**Stated task**:
From the entries below, copy every line that holds the word "name".

══ Records to use ══

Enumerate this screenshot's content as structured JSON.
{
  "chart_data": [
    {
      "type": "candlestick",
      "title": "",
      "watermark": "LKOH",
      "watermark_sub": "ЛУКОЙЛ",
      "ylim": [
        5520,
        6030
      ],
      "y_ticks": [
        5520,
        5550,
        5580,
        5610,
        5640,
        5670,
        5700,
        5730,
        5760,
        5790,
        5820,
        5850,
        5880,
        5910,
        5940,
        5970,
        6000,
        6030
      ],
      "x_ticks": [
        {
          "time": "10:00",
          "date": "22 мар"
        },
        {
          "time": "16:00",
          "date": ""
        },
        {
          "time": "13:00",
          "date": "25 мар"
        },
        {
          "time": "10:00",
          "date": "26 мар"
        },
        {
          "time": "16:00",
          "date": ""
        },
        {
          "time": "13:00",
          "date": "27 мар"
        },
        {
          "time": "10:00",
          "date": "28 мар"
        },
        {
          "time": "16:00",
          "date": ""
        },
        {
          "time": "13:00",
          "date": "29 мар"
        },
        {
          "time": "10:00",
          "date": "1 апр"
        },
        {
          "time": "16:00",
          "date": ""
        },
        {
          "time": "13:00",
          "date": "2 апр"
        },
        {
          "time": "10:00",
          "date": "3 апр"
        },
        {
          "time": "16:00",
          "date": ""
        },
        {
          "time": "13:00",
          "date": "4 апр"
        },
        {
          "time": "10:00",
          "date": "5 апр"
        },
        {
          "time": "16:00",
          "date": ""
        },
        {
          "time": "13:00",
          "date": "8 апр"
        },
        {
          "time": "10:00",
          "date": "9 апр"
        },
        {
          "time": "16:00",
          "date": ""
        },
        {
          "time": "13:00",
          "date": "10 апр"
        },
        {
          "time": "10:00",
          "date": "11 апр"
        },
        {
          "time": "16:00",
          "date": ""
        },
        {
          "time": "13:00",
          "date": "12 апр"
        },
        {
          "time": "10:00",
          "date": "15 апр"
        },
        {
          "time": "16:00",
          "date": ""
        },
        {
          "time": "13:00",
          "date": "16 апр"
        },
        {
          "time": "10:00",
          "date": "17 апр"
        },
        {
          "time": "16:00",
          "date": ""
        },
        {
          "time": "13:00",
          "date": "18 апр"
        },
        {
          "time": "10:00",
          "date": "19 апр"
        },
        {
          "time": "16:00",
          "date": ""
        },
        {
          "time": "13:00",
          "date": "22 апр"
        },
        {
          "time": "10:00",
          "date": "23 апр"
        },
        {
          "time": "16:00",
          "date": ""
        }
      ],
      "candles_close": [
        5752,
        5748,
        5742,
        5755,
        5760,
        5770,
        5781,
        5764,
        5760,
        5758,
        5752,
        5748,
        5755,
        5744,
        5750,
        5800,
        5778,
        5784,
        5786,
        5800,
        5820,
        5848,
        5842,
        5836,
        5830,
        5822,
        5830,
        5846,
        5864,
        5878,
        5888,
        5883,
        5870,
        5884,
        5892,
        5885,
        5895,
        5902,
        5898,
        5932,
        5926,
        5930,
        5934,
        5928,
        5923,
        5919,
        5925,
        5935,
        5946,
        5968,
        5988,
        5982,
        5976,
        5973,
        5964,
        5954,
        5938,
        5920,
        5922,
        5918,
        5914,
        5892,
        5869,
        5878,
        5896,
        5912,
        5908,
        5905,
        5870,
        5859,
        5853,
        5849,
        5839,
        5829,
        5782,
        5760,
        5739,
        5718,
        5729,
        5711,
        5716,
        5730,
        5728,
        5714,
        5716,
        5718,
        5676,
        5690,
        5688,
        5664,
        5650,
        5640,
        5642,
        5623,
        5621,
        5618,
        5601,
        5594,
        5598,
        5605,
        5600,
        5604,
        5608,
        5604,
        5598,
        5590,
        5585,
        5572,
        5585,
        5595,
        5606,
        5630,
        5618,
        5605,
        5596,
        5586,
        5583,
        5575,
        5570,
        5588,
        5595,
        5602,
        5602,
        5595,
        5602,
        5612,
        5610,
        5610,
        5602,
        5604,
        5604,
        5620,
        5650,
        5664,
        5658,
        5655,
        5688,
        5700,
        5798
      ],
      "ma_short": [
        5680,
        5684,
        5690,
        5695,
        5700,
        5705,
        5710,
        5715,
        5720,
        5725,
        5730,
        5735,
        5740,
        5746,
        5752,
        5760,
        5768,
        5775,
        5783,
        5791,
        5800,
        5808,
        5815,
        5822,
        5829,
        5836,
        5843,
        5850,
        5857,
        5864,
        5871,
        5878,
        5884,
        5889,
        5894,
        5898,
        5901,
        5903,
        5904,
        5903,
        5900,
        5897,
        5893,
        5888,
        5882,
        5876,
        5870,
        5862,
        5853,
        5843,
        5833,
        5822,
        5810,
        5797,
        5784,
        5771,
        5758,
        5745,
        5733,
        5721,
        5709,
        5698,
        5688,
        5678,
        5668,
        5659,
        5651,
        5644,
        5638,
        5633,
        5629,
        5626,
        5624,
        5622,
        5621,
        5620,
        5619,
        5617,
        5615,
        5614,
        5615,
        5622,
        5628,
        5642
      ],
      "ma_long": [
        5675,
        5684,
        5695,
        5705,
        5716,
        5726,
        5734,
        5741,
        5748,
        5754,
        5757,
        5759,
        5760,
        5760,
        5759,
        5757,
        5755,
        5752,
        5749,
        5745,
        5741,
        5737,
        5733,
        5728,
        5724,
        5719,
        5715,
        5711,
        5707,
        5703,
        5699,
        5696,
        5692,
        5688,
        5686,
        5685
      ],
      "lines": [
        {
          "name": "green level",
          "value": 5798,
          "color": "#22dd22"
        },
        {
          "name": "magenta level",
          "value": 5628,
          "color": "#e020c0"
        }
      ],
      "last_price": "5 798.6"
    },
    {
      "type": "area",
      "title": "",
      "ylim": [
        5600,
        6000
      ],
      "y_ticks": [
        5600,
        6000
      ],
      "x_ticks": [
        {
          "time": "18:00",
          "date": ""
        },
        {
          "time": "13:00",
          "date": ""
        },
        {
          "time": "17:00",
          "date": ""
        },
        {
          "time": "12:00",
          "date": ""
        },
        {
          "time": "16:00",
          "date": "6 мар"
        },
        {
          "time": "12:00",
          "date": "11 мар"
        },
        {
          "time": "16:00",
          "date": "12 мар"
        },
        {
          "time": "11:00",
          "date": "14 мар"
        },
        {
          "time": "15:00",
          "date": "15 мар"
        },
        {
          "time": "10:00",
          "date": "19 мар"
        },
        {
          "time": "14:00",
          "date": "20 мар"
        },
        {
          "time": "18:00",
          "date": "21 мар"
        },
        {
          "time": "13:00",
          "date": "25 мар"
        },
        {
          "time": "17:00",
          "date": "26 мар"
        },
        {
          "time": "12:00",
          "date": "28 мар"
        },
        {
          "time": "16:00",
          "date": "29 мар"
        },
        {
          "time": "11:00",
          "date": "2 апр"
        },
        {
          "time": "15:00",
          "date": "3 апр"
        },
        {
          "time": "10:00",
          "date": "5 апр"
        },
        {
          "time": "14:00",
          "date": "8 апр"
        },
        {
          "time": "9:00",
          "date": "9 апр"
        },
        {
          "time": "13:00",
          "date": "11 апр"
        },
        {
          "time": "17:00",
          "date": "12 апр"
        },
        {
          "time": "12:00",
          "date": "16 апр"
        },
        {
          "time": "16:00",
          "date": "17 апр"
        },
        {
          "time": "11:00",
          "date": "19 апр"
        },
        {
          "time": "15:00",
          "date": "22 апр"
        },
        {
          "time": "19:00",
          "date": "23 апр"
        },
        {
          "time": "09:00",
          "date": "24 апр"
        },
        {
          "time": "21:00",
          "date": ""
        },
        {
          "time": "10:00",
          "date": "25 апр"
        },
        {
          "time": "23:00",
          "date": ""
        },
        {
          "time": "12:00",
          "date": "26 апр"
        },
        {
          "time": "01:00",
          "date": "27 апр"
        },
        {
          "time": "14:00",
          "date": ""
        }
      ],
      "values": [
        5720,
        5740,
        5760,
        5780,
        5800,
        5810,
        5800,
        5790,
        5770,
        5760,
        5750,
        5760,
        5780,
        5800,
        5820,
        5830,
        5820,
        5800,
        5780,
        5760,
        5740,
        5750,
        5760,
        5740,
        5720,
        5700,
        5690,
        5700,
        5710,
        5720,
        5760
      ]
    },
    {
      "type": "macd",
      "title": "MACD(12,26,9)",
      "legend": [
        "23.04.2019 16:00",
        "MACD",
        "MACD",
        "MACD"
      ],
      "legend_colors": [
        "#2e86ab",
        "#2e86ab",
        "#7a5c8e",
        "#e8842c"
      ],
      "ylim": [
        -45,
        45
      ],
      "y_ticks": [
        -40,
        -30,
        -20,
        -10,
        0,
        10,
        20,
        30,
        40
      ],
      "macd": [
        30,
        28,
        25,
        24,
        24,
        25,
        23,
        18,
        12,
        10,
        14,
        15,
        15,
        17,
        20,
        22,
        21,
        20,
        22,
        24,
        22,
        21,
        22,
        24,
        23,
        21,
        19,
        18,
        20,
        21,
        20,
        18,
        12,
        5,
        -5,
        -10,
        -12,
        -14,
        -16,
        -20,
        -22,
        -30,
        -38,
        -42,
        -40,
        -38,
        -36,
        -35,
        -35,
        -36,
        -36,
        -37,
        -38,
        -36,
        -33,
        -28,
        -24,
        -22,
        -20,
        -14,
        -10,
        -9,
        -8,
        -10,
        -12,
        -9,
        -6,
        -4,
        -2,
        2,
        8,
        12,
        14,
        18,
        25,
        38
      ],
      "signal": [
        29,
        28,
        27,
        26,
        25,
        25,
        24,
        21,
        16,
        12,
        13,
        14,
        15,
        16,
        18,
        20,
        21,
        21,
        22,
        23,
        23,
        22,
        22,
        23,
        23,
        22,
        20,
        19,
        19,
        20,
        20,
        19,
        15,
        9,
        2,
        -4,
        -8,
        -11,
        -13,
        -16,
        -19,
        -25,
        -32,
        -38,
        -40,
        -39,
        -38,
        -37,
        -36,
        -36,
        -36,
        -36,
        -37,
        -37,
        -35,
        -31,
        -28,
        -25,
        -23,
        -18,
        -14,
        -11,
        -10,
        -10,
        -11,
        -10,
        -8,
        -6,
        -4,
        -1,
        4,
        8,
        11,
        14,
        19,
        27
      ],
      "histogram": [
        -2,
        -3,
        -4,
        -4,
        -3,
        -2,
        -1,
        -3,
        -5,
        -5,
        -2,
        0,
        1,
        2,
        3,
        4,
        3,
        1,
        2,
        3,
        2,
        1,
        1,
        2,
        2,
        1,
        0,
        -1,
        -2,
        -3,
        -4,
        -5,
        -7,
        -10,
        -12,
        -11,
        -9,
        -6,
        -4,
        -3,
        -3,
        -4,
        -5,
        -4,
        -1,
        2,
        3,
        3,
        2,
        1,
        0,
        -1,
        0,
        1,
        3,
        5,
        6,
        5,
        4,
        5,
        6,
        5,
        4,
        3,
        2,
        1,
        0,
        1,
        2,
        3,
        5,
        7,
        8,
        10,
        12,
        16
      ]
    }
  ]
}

═══

**Result of this exercise**:
          "name": "green level",
          "name": "magenta level",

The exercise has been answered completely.